-- DATA FOR PROCESSING start --
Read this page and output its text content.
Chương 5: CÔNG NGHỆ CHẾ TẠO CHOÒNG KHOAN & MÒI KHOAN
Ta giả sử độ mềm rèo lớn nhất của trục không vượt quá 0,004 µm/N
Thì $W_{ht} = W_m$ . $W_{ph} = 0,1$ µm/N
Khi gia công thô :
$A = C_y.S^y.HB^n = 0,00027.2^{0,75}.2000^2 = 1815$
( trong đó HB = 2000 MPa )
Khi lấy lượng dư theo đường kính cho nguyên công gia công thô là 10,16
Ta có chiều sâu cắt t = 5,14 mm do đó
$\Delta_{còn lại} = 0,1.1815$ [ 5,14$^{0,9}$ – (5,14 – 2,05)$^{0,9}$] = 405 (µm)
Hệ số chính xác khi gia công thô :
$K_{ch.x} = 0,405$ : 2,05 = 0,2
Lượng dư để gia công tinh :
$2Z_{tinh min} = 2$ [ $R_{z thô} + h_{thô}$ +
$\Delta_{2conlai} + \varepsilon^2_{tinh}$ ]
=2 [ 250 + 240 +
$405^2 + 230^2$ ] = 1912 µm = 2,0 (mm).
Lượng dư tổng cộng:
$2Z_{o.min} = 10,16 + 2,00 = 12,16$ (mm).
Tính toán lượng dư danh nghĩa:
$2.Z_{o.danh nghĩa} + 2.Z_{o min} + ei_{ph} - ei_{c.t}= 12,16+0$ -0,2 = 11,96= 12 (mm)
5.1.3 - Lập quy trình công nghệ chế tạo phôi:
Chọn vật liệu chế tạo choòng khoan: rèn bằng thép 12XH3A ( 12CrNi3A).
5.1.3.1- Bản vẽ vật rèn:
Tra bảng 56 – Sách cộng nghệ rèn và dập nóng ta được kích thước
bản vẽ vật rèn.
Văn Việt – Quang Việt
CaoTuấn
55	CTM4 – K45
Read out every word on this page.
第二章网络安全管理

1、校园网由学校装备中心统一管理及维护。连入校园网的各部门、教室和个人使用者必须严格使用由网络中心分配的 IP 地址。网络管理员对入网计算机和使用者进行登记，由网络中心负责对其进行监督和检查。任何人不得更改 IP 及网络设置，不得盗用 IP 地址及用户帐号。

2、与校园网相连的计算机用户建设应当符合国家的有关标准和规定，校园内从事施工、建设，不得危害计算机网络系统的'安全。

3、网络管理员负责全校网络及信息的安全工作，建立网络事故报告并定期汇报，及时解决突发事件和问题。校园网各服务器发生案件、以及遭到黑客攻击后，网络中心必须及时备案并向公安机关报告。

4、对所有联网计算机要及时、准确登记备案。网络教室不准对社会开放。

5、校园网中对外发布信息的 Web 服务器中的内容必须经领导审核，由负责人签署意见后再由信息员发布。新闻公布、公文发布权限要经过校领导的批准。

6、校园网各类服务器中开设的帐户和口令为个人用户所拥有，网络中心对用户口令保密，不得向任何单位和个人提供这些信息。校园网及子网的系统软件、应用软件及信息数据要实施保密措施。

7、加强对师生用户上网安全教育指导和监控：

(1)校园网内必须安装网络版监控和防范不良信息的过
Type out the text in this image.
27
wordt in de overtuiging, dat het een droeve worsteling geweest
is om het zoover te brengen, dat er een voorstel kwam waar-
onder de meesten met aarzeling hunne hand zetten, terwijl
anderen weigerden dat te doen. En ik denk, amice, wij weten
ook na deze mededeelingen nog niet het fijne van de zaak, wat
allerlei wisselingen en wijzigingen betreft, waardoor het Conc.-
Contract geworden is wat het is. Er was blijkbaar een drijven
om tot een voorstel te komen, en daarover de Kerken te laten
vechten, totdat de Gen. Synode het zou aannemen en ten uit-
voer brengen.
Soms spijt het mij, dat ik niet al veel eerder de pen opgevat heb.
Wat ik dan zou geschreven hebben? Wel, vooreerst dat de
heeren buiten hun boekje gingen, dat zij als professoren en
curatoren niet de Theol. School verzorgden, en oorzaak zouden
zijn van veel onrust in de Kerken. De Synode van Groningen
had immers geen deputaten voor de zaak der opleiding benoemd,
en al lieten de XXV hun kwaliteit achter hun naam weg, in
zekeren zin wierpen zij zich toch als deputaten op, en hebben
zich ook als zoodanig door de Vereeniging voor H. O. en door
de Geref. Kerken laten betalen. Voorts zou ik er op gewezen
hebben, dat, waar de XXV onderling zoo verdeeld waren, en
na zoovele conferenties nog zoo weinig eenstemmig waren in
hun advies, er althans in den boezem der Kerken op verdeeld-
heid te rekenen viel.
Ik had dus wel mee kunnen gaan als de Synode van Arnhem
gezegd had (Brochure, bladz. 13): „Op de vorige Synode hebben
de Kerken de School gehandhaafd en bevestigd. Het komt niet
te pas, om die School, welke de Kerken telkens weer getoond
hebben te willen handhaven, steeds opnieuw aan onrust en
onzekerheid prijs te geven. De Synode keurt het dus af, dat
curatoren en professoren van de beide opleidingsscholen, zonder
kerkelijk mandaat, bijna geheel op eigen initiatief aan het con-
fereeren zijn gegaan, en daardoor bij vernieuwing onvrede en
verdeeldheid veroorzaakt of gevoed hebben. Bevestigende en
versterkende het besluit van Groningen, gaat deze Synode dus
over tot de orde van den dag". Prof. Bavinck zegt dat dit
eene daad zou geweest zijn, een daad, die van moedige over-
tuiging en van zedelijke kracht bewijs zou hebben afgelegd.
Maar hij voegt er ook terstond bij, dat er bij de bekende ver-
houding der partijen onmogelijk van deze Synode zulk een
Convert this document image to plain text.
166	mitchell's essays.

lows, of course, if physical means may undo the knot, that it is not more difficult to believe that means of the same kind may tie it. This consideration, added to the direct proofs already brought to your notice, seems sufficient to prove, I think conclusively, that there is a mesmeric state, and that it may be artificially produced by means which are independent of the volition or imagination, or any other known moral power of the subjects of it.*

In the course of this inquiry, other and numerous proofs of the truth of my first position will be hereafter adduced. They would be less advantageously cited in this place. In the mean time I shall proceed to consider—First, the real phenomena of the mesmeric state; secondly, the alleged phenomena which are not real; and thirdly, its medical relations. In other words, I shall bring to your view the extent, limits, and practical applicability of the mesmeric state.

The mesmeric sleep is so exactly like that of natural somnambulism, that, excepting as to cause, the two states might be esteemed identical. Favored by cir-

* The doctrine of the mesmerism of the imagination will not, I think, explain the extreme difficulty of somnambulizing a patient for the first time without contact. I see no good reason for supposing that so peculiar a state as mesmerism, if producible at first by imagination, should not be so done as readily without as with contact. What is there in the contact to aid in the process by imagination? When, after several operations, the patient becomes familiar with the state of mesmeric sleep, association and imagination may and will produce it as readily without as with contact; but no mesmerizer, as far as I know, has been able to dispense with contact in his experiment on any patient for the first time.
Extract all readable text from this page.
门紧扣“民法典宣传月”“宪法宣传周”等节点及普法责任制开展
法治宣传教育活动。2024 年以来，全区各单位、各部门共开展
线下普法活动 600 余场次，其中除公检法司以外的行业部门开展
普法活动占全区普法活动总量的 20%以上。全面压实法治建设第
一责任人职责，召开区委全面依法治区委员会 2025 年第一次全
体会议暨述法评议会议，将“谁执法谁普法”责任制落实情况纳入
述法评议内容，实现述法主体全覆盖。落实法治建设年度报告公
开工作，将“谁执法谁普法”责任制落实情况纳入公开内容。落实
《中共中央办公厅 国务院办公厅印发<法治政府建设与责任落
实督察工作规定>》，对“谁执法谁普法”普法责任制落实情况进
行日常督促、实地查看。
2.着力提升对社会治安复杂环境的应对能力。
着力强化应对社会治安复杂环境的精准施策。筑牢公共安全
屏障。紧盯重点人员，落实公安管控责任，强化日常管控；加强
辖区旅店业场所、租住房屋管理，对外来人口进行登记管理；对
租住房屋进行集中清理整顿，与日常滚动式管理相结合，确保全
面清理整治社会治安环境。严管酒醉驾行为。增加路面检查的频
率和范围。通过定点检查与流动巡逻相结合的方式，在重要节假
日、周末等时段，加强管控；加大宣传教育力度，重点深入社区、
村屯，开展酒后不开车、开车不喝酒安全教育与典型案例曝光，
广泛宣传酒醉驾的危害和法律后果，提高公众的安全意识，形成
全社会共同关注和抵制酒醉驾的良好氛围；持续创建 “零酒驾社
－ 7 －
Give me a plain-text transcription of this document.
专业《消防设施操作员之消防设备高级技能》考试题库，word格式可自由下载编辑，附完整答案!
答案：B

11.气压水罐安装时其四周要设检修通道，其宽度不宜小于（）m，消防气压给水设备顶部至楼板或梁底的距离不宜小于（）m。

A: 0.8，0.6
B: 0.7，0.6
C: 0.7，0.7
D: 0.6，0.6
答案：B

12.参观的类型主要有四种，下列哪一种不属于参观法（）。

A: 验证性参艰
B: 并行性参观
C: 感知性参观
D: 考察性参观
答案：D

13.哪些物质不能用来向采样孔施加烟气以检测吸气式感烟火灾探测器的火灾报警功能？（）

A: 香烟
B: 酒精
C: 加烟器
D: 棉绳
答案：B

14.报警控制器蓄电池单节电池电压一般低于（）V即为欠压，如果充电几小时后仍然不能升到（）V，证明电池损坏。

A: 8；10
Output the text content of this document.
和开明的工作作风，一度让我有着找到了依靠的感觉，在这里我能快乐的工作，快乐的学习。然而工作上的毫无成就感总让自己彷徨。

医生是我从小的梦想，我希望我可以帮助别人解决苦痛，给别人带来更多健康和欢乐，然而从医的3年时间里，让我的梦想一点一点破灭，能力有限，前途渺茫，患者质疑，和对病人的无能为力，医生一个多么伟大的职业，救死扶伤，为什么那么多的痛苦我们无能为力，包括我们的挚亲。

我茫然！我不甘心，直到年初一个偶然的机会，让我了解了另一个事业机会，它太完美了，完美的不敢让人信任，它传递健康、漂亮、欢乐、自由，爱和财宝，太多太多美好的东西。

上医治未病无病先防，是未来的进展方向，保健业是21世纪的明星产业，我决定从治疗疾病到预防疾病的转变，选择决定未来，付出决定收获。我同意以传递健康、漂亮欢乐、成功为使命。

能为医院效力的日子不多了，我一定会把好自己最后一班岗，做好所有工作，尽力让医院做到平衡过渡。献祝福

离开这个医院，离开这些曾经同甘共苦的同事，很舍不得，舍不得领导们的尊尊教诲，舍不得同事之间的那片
-- DATA FOR PROCESSING end --
» WHAT IS EXPECTED
Take the line with "Give me a plain-text" and all lines after it to the last line, and reproduce them exactly.

» OUTPUT OF THE TASK
Give me a plain-text transcription of this document.
专业《消防设施操作员之消防设备高级技能》考试题库，word格式可自由下载编辑，附完整答案!
答案：B

11.气压水罐安装时其四周要设检修通道，其宽度不宜小于（）m，消防气压给水设备顶部至楼板或梁底的距离不宜小于（）m。

A: 0.8，0.6
B: 0.7，0.6
C: 0.7，0.7
D: 0.6，0.6
答案：B

12.参观的类型主要有四种，下列哪一种不属于参观法（）。

A: 验证性参艰
B: 并行性参观
C: 感知性参观
D: 考察性参观
答案：D

13.哪些物质不能用来向采样孔施加烟气以检测吸气式感烟火灾探测器的火灾报警功能？（）

A: 香烟
B: 酒精
C: 加烟器
D: 棉绳
答案：B

14.报警控制器蓄电池单节电池电压一般低于（）V即为欠压，如果充电几小时后仍然不能升到（）V，证明电池损坏。

A: 8；10
Output the text content of this document.
和开明的工作作风，一度让我有着找到了依靠的感觉，在这里我能快乐的工作，快乐的学习。然而工作上的毫无成就感总让自己彷徨。

医生是我从小的梦想，我希望我可以帮助别人解决苦痛，给别人带来更多健康和欢乐，然而从医的3年时间里，让我的梦想一点一点破灭，能力有限，前途渺茫，患者质疑，和对病人的无能为力，医生一个多么伟大的职业，救死扶伤，为什么那么多的痛苦我们无能为力，包括我们的挚亲。

我茫然！我不甘心，直到年初一个偶然的机会，让我了解了另一个事业机会，它太完美了，完美的不敢让人信任，它传递健康、漂亮、欢乐、自由，爱和财宝，太多太多美好的东西。

上医治未病无病先防，是未来的进展方向，保健业是21世纪的明星产业，我决定从治疗疾病到预防疾病的转变，选择决定未来，付出决定收获。我同意以传递健康、漂亮欢乐、成功为使命。

能为医院效力的日子不多了，我一定会把好自己最后一班岗，做好所有工作，尽力让医院做到平衡过渡。献祝福

离开这个医院，离开这些曾经同甘共苦的同事，很舍不得，舍不得领导们的尊尊教诲，舍不得同事之间的那片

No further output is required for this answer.